Dataset listings of figures
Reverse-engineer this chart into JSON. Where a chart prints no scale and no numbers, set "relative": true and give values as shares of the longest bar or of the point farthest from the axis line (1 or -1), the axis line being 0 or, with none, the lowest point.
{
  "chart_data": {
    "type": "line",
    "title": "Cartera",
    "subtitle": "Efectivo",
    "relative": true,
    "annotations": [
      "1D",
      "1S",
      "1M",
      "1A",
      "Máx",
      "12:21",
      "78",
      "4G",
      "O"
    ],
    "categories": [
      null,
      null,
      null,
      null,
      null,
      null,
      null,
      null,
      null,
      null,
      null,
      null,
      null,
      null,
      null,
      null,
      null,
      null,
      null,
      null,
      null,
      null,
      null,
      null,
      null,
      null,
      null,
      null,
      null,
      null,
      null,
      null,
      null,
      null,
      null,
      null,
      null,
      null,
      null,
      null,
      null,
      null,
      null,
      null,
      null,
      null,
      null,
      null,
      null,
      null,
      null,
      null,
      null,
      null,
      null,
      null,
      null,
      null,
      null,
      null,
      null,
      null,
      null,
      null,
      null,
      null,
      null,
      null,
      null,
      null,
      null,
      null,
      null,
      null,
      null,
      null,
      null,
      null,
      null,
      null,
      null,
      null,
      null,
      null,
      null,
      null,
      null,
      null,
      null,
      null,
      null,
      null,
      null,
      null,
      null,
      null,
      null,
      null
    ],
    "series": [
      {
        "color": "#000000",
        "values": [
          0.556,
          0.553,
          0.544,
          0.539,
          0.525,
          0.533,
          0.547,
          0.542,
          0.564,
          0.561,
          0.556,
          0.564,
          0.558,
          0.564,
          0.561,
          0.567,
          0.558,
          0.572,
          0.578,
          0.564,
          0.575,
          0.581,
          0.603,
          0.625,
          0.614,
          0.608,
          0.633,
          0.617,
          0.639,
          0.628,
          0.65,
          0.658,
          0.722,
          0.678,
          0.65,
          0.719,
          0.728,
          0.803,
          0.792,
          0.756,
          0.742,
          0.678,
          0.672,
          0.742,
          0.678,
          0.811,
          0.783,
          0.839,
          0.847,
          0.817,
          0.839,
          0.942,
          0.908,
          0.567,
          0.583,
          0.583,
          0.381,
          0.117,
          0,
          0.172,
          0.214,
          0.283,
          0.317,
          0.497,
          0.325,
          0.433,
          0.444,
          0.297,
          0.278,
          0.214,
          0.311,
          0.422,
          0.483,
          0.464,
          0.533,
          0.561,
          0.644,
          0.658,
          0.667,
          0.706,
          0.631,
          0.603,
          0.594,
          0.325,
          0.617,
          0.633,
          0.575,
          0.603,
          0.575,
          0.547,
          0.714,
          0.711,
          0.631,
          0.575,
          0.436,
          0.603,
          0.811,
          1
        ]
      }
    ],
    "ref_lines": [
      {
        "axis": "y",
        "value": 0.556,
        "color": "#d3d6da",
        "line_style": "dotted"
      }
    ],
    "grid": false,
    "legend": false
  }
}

What is expected: Repeat the records exactly, including every line.

Exercise response:
Reverse-engineer this chart into JSON. Where a chart prints no scale and no numbers, set "relative": true and give values as shares of the longest bar or of the point farthest from the axis line (1 or -1), the axis line being 0 or, with none, the lowest point.
{
  "chart_data": {
    "type": "line",
    "title": "Cartera",
    "subtitle": "Efectivo",
    "relative": true,
    "annotations": [
      "1D",
      "1S",
      "1M",
      "1A",
      "Máx",
      "12:21",
      "78",
      "4G",
      "O"
    ],
    "categories": [
      null,
      null,
      null,
      null,
      null,
      null,
      null,
      null,
      null,
      null,
      null,
      null,
      null,
      null,
      null,
      null,
      null,
      null,
      null,
      null,
      null,
      null,
      null,
      null,
      null,
      null,
      null,
      null,
      null,
      null,
      null,
      null,
      null,
      null,
      null,
      null,
      null,
      null,
      null,
      null,
      null,
      null,
      null,
      null,
      null,
      null,
      null,
      null,
      null,
      null,
      null,
      null,
      null,
      null,
      null,
      null,
      null,
      null,
      null,
      null,
      null,
      null,
      null,
      null,
      null,
      null,
      null,
      null,
      null,
      null,
      null,
      null,
      null,
      null,
      null,
      null,
      null,
      null,
      null,
      null,
      null,
      null,
      null,
      null,
      null,
      null,
      null,
      null,
      null,
      null,
      null,
      null,
      null,
      null,
      null,
      null,
      null,
      null
    ],
    "series": [
      {
        "color": "#000000",
        "values": [
          0.556,
          0.553,
          0.544,
          0.539,
          0.525,
          0.533,
          0.547,
          0.542,
          0.564,
          0.561,
          0.556,
          0.564,
          0.558,
          0.564,
          0.561,
          0.567,
          0.558,
          0.572,
          0.578,
          0.564,
          0.575,
          0.581,
          0.603,
          0.625,
          0.614,
          0.608,
          0.633,
          0.617,
          0.639,
          0.628,
          0.65,
          0.658,
          0.722,
          0.678,
          0.65,
          0.719,
          0.728,
          0.803,
          0.792,
          0.756,
          0.742,
          0.678,
          0.672,
          0.742,
          0.678,
          0.811,
          0.783,
          0.839,
          0.847,
          0.817,
          0.839,
          0.942,
          0.908,
          0.567,
          0.583,
          0.583,
          0.381,
          0.117,
          0,
          0.172,
          0.214,
          0.283,
          0.317,
          0.497,
          0.325,
          0.433,
          0.444,
          0.297,
          0.278,
          0.214,
          0.311,
          0.422,
          0.483,
          0.464,
          0.533,
          0.561,
          0.644,
          0.658,
          0.667,
          0.706,
          0.631,
          0.603,
          0.594,
          0.325,
          0.617,
          0.633,
          0.575,
          0.603,
          0.575,
          0.547,
          0.714,
          0.711,
          0.631,
          0.575,
          0.436,
          0.603,
          0.811,
          1
        ]
      }
    ],
    "ref_lines": [
      {
        "axis": "y",
        "value": 0.556,
        "color": "#d3d6da",
        "line_style": "dotted"
      }
    ],
    "grid": false,
    "legend": false
  }
}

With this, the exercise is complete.